Convert every line of the records below into a JSON list of strings, one string per line, leaving out blank lines.

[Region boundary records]
"""
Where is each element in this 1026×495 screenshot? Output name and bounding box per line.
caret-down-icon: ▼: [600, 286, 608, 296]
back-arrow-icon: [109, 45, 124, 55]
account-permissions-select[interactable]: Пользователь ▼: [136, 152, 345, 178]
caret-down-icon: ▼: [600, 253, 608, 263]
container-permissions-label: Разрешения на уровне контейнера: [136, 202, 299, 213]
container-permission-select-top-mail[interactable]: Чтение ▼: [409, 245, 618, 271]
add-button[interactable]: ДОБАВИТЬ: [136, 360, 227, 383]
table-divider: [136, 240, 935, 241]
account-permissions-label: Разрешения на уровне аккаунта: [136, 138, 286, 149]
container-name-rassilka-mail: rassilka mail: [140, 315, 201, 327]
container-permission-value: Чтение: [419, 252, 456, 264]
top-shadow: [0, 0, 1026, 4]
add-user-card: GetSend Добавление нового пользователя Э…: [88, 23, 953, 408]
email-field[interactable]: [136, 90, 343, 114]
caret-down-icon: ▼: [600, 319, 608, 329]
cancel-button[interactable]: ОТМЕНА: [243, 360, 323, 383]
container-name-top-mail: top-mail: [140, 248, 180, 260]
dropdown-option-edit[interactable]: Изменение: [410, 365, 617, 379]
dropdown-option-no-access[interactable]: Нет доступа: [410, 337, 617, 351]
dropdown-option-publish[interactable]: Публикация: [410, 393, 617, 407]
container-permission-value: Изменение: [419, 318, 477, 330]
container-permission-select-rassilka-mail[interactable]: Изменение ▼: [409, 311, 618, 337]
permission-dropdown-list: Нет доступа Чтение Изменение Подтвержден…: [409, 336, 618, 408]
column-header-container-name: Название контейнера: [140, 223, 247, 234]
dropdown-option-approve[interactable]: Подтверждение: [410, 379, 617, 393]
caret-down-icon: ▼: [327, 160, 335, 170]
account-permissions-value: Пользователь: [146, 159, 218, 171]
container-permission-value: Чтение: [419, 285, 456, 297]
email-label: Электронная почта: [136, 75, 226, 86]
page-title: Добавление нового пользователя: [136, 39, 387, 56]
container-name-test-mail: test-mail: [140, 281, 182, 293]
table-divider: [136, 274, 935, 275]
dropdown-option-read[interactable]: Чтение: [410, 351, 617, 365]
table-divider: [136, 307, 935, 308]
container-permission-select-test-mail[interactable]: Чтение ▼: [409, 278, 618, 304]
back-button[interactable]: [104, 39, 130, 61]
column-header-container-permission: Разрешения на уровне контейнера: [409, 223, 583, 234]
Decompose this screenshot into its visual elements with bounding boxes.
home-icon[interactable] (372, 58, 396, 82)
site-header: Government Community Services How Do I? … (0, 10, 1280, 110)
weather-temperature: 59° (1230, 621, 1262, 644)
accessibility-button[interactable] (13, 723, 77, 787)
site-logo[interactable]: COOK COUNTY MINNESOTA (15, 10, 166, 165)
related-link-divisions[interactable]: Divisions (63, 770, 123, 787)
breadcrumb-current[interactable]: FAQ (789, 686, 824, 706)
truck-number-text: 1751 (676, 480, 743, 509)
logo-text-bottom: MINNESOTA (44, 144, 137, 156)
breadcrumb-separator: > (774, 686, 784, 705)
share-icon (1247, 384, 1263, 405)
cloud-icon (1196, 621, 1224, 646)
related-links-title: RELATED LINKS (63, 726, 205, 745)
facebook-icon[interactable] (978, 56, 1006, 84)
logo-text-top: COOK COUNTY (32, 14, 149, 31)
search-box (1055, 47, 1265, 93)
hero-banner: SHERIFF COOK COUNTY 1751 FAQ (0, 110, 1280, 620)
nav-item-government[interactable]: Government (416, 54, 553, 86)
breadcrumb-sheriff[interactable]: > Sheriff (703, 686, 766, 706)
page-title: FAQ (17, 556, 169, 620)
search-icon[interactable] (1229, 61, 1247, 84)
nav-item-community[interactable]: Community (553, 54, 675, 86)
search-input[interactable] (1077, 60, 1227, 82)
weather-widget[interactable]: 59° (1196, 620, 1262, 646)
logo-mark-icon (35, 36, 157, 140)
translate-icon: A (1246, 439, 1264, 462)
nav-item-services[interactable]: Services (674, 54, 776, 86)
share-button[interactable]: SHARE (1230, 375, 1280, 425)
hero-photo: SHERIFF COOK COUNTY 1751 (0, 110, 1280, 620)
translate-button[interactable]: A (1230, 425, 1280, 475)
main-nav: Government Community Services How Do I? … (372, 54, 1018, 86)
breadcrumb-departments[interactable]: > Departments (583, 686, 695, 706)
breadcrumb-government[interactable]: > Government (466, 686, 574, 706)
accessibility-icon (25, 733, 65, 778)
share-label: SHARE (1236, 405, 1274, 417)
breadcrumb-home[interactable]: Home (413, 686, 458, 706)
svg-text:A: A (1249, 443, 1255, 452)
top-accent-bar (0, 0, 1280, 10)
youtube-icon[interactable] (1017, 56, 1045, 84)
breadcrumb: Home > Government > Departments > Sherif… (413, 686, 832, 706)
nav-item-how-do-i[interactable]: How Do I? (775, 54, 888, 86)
"""
OUTPUT OF THE EXERCISE:
[
  "Where is each element in this 1026×495 screenshot? Output name and bounding box per line.",
  "caret-down-icon: ▼: [600, 286, 608, 296]",
  "back-arrow-icon: [109, 45, 124, 55]",
  "account-permissions-select[interactable]: Пользователь ▼: [136, 152, 345, 178]",
  "caret-down-icon: ▼: [600, 253, 608, 263]",
  "container-permissions-label: Разрешения на уровне контейнера: [136, 202, 299, 213]",
  "container-permission-select-top-mail[interactable]: Чтение ▼: [409, 245, 618, 271]",
  "add-button[interactable]: ДОБАВИТЬ: [136, 360, 227, 383]",
  "table-divider: [136, 240, 935, 241]",
  "account-permissions-label: Разрешения на уровне аккаунта: [136, 138, 286, 149]",
  "container-name-rassilka-mail: rassilka mail: [140, 315, 201, 327]",
  "container-permission-value: Чтение: [419, 252, 456, 264]",
  "top-shadow: [0, 0, 1026, 4]",
  "add-user-card: GetSend Добавление нового пользователя Э…: [88, 23, 953, 408]",
  "email-field[interactable]: [136, 90, 343, 114]",
  "caret-down-icon: ▼: [600, 319, 608, 329]",
  "cancel-button[interactable]: ОТМЕНА: [243, 360, 323, 383]",
  "container-name-top-mail: top-mail: [140, 248, 180, 260]",
  "dropdown-option-edit[interactable]: Изменение: [410, 365, 617, 379]",
  "dropdown-option-no-access[interactable]: Нет доступа: [410, 337, 617, 351]",
  "dropdown-option-publish[interactable]: Публикация: [410, 393, 617, 407]",
  "container-permission-value: Изменение: [419, 318, 477, 330]",
  "container-permission-select-rassilka-mail[interactable]: Изменение ▼: [409, 311, 618, 337]",
  "permission-dropdown-list: Нет доступа Чтение Изменение Подтвержден…: [409, 336, 618, 408]",
  "column-header-container-name: Название контейнера: [140, 223, 247, 234]",
  "dropdown-option-approve[interactable]: Подтверждение: [410, 379, 617, 393]",
  "caret-down-icon: ▼: [327, 160, 335, 170]",
  "account-permissions-value: Пользователь: [146, 159, 218, 171]",
  "container-permission-value: Чтение: [419, 285, 456, 297]",
  "email-label: Электронная почта: [136, 75, 226, 86]",
  "page-title: Добавление нового пользователя: [136, 39, 387, 56]",
  "container-name-test-mail: test-mail: [140, 281, 182, 293]",
  "table-divider: [136, 274, 935, 275]",
  "dropdown-option-read[interactable]: Чтение: [410, 351, 617, 365]",
  "table-divider: [136, 307, 935, 308]",
  "container-permission-select-test-mail[interactable]: Чтение ▼: [409, 278, 618, 304]",
  "back-button[interactable]: [104, 39, 130, 61]",
  "column-header-container-permission: Разрешения на уровне контейнера: [409, 223, 583, 234]",
  "Decompose this screenshot into its visual elements with bounding boxes.",
  "home-icon[interactable] (372, 58, 396, 82)",
  "site-header: Government Community Services How Do I? … (0, 10, 1280, 110)",
  "weather-temperature: 59° (1230, 621, 1262, 644)",
  "accessibility-button[interactable] (13, 723, 77, 787)",
  "site-logo[interactable]: COOK COUNTY MINNESOTA (15, 10, 166, 165)",
  "related-link-divisions[interactable]: Divisions (63, 770, 123, 787)",
  "breadcrumb-current[interactable]: FAQ (789, 686, 824, 706)",
  "truck-number-text: 1751 (676, 480, 743, 509)",
  "logo-text-bottom: MINNESOTA (44, 144, 137, 156)",
  "breadcrumb-separator: > (774, 686, 784, 705)",
  "share-icon (1247, 384, 1263, 405)",
  "cloud-icon (1196, 621, 1224, 646)",
  "related-links-title: RELATED LINKS (63, 726, 205, 745)",
  "facebook-icon[interactable] (978, 56, 1006, 84)",
  "logo-text-top: COOK COUNTY (32, 14, 149, 31)",
  "search-box (1055, 47, 1265, 93)",
  "hero-banner: SHERIFF COOK COUNTY 1751 FAQ (0, 110, 1280, 620)",
  "nav-item-government[interactable]: Government (416, 54, 553, 86)",
  "breadcrumb-sheriff[interactable]: > Sheriff (703, 686, 766, 706)",
  "page-title: FAQ (17, 556, 169, 620)",
  "search-icon[interactable] (1229, 61, 1247, 84)",
  "nav-item-community[interactable]: Community (553, 54, 675, 86)",
  "search-input[interactable] (1077, 60, 1227, 82)",
  "weather-widget[interactable]: 59° (1196, 620, 1262, 646)",
  "logo-mark-icon (35, 36, 157, 140)",
  "translate-icon: A (1246, 439, 1264, 462)",
  "nav-item-services[interactable]: Services (674, 54, 776, 86)",
  "share-button[interactable]: SHARE (1230, 375, 1280, 425)",
  "hero-photo: SHERIFF COOK COUNTY 1751 (0, 110, 1280, 620)",
  "translate-button[interactable]: A (1230, 425, 1280, 475)",
  "main-nav: Government Community Services How Do I? … (372, 54, 1018, 86)",
  "breadcrumb-departments[interactable]: > Departments (583, 686, 695, 706)",
  "breadcrumb-government[interactable]: > Government (466, 686, 574, 706)",
  "accessibility-icon (25, 733, 65, 778)",
  "share-label: SHARE (1236, 405, 1274, 417)",
  "breadcrumb-home[interactable]: Home (413, 686, 458, 706)",
  "svg-text:A: A (1249, 443, 1255, 452)",
  "top-accent-bar (0, 0, 1280, 10)",
  "youtube-icon[interactable] (1017, 56, 1045, 84)",
  "breadcrumb: Home > Government > Departments > Sherif… (413, 686, 832, 706)",
  "nav-item-how-do-i[interactable]: How Do I? (775, 54, 888, 86)"
]